--- begin EXERCISE INPUT ---

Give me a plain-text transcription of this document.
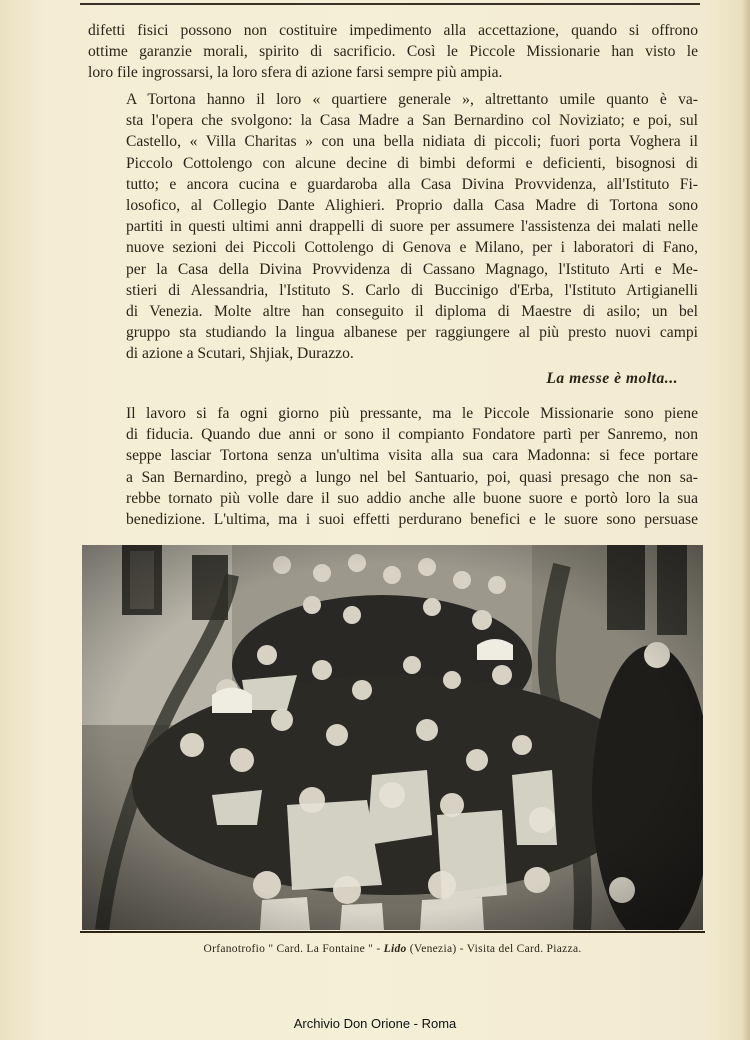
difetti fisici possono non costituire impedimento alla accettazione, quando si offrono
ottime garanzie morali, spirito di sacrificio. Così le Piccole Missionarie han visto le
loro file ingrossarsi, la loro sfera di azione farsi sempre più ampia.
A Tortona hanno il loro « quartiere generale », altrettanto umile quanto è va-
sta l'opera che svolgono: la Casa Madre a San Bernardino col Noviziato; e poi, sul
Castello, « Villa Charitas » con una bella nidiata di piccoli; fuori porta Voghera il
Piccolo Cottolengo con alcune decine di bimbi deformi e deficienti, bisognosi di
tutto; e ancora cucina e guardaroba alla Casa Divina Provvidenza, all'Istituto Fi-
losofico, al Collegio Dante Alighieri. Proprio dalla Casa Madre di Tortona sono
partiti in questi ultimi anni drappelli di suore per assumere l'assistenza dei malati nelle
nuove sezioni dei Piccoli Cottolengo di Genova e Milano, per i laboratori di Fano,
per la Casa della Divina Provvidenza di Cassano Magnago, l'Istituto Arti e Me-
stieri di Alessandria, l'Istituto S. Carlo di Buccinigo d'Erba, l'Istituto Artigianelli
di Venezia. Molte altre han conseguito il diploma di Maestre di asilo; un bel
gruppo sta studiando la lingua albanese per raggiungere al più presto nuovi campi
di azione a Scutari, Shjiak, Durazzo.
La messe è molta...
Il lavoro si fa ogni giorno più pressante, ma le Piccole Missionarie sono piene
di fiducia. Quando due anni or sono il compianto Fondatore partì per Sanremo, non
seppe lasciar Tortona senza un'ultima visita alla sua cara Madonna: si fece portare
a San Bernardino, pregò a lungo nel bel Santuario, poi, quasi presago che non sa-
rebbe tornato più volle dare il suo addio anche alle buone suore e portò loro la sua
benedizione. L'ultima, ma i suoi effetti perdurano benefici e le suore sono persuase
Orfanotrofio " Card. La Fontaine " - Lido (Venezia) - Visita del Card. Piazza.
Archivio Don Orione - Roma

--- end EXERCISE INPUT ---

Report the number of lines in the entries above that include the string "Casa". Give nothing but the number.

EXERCISE SOLUTION ▸ 4